## Given exercise
Count the lines below that contain the word "catalyst", and reply with that number alone.

## Data for processing
=====
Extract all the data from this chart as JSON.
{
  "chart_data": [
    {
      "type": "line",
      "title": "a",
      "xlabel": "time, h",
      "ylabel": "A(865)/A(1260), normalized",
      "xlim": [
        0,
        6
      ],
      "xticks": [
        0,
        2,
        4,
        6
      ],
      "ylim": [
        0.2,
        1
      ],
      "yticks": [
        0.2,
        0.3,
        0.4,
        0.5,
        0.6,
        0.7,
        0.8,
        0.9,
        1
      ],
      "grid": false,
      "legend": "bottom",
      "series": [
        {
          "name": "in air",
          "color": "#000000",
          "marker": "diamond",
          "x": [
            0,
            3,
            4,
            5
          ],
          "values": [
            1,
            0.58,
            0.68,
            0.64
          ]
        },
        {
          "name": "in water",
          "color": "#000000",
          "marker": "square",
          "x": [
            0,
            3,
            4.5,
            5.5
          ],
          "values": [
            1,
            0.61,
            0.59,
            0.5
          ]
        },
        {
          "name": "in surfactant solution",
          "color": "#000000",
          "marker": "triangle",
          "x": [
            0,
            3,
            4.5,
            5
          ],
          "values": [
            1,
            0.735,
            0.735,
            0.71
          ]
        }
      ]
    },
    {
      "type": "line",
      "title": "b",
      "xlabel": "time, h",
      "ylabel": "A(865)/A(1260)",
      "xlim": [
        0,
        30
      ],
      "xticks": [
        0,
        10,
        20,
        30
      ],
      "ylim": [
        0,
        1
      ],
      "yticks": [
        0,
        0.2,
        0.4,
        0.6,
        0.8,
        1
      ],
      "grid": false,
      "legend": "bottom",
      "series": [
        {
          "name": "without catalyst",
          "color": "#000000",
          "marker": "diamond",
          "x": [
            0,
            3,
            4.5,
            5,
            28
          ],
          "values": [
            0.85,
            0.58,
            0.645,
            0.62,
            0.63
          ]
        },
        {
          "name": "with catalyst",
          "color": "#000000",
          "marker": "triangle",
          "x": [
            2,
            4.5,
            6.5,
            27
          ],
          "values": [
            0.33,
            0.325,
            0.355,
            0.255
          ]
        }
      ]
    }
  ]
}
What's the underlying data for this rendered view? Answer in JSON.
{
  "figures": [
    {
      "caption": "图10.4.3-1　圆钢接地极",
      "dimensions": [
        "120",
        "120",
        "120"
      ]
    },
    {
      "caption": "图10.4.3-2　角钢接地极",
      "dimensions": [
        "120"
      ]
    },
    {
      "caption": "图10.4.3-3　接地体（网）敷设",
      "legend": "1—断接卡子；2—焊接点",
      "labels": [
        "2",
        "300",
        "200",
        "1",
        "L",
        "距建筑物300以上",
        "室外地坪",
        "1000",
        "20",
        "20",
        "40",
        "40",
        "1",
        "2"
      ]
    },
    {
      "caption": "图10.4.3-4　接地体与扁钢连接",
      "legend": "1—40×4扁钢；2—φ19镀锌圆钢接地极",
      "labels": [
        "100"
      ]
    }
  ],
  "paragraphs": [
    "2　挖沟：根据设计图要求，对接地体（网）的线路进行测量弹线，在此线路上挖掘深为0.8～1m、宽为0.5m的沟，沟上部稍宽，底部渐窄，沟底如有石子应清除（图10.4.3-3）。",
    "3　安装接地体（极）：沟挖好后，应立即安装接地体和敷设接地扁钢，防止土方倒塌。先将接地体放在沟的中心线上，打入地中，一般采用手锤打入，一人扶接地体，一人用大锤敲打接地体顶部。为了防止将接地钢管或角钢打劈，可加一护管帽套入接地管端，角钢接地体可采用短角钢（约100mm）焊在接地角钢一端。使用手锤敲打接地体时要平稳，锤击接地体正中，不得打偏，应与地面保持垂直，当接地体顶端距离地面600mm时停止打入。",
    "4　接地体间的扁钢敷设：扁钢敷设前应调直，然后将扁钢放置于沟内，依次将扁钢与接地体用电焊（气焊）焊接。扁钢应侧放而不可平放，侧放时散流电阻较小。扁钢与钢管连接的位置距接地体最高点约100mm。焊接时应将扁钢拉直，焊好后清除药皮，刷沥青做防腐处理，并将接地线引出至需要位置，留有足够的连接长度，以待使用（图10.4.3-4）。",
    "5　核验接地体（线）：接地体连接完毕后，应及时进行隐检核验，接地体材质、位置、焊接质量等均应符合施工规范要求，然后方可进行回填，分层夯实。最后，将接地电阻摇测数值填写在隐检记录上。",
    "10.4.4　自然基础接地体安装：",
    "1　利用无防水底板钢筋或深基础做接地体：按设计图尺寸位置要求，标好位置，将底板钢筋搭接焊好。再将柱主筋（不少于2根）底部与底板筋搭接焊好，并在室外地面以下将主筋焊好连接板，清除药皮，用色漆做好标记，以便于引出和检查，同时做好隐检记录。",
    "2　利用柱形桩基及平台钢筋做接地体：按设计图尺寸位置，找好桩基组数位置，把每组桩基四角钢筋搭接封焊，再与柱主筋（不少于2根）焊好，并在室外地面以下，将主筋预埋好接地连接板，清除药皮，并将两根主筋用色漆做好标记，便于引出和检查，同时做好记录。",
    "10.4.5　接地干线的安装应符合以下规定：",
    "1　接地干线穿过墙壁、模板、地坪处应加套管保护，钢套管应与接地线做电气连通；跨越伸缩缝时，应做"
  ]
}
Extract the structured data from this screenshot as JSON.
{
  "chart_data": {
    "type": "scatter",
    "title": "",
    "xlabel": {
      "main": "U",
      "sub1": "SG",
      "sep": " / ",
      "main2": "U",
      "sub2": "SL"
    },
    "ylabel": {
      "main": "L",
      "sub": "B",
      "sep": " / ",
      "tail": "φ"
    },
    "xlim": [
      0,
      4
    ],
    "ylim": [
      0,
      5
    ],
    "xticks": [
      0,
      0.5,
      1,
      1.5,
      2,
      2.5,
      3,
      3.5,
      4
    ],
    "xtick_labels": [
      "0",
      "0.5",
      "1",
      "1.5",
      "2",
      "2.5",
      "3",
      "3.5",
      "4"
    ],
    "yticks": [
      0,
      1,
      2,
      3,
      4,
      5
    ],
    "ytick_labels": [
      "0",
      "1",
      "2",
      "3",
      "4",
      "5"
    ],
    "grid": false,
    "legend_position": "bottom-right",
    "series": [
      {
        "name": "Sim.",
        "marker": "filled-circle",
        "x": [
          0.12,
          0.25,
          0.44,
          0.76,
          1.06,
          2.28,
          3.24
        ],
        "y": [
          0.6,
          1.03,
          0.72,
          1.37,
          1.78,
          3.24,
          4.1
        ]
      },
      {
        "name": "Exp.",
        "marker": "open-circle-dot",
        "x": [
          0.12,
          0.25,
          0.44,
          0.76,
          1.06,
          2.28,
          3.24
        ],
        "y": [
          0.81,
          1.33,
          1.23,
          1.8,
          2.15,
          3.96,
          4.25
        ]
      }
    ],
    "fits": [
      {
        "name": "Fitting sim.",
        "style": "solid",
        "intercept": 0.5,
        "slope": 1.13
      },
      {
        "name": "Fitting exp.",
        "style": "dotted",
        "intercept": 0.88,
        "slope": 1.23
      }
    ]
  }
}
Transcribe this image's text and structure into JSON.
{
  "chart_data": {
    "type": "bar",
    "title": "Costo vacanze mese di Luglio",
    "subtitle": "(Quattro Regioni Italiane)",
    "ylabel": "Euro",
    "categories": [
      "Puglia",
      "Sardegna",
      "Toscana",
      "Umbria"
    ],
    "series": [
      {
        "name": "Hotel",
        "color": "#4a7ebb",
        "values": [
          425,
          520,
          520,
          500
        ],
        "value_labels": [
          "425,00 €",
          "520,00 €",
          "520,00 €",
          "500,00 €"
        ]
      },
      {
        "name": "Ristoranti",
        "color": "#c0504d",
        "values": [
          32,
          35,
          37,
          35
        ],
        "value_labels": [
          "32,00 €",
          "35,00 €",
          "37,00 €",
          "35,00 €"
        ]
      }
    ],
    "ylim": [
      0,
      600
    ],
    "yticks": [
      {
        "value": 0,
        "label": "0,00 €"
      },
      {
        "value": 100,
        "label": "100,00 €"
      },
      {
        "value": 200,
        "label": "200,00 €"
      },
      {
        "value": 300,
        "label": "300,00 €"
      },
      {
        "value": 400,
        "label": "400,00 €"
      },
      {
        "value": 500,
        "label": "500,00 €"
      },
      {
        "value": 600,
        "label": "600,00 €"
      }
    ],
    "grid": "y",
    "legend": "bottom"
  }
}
=====
## Answer to the task
2